• [What the exercise asks] Scan the entries below. List each line with "cooled".

[Dataset items]
··········

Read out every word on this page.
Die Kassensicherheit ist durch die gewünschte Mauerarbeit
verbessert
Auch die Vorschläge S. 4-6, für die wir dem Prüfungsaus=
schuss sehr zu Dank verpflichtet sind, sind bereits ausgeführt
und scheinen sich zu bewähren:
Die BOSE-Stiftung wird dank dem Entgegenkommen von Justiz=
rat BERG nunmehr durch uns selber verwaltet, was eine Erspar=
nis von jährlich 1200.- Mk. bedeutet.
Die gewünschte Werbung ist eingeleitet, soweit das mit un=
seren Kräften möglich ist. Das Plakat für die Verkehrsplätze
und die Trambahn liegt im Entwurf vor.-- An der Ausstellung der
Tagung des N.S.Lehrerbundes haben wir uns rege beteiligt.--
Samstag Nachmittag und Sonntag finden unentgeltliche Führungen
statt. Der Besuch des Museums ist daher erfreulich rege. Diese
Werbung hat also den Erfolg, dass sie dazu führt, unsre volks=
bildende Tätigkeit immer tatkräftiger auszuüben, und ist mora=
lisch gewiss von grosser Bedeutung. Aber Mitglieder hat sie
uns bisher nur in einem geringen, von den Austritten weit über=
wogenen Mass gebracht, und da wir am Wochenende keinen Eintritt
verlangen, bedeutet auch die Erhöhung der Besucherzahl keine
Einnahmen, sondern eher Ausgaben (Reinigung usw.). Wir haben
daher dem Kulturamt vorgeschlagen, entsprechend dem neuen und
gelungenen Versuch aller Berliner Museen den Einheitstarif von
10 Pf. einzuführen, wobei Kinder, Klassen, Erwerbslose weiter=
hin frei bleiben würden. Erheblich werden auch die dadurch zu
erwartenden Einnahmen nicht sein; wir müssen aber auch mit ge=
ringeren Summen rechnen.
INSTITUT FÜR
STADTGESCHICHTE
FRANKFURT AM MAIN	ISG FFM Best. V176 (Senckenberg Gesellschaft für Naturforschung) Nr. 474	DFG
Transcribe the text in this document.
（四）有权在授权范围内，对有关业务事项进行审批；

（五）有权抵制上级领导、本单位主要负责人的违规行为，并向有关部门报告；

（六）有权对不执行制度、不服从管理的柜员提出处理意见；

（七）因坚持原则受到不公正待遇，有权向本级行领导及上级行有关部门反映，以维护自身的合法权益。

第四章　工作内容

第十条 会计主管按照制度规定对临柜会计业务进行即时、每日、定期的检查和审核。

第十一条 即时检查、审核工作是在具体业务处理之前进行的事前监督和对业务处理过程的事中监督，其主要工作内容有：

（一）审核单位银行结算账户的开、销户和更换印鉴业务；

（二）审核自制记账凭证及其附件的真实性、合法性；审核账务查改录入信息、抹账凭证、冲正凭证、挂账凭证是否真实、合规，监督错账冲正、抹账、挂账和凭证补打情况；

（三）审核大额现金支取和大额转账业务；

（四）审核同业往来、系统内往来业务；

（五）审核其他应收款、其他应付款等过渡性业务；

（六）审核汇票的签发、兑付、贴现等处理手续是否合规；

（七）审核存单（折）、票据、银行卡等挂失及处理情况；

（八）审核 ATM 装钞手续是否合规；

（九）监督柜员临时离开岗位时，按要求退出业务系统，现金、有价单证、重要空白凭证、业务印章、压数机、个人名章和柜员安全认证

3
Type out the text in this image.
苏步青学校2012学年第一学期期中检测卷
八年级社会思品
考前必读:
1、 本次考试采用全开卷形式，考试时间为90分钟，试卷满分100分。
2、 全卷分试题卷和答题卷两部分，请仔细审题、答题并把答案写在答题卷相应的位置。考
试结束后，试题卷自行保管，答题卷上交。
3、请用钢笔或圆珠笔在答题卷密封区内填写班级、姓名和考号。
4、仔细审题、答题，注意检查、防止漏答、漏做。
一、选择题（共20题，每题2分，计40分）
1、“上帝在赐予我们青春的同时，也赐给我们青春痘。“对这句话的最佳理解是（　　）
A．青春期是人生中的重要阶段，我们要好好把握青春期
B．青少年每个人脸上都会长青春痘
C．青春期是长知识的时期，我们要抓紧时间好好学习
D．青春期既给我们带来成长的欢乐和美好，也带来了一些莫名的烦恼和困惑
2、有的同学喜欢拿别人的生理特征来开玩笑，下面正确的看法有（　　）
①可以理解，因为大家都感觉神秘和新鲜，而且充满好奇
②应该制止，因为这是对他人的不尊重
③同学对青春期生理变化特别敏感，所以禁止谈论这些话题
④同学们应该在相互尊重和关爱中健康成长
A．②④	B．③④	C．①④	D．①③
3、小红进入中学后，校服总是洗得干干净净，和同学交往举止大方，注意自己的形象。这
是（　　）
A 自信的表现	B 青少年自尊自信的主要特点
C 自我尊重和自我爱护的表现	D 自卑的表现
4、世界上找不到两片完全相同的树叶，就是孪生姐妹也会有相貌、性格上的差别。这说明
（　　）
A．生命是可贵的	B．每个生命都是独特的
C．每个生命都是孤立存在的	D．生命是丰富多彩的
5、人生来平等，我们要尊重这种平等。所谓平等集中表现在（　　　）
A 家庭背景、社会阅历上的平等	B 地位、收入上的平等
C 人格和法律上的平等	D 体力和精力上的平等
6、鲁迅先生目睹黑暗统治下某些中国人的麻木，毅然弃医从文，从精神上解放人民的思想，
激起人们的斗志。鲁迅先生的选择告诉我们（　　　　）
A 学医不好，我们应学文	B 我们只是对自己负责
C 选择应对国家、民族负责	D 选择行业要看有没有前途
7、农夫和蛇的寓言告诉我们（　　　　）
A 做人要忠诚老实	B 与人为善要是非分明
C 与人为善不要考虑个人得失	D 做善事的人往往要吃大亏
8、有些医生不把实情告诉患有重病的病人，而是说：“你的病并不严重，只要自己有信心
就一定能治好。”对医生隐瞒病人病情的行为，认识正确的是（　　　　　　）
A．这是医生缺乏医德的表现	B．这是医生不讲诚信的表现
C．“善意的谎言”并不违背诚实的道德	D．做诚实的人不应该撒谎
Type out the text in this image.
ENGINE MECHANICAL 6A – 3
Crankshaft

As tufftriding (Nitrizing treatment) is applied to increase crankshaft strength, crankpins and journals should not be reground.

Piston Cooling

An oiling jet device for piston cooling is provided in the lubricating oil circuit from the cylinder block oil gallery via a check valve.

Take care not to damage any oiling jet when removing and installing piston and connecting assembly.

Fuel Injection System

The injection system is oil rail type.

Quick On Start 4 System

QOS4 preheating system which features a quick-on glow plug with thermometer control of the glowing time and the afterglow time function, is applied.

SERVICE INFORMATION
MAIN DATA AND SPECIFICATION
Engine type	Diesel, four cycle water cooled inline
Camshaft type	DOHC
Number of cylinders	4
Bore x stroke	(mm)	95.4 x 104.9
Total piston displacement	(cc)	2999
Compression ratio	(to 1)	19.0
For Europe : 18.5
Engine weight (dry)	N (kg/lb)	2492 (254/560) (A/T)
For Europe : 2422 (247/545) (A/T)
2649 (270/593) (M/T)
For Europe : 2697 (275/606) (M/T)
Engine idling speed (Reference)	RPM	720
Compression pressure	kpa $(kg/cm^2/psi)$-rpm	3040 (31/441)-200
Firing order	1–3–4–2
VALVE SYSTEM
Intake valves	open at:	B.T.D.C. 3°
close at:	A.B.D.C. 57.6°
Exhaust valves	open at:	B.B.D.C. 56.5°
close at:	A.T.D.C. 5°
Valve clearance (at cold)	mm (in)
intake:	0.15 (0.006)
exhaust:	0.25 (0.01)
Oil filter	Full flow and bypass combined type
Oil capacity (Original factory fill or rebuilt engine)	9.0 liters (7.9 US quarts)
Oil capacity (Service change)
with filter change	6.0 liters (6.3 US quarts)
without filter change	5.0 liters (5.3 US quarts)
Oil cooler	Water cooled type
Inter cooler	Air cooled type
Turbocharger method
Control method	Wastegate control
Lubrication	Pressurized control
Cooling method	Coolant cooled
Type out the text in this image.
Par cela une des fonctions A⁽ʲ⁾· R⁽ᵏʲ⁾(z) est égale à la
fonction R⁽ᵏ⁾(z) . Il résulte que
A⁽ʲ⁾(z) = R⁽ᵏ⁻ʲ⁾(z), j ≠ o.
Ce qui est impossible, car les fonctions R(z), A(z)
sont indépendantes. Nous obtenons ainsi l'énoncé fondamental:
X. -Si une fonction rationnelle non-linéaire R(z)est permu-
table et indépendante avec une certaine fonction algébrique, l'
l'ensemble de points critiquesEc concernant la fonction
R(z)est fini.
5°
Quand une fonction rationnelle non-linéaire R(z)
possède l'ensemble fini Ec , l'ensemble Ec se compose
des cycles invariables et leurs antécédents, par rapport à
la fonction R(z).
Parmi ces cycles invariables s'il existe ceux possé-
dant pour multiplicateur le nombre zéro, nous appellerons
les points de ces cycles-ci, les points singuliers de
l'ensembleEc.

··········

• [Exercise solution]
Engine type	Diesel, four cycle water cooled inline
Oil cooler	Water cooled type
Inter cooler	Air cooled type
Cooling method	Coolant cooled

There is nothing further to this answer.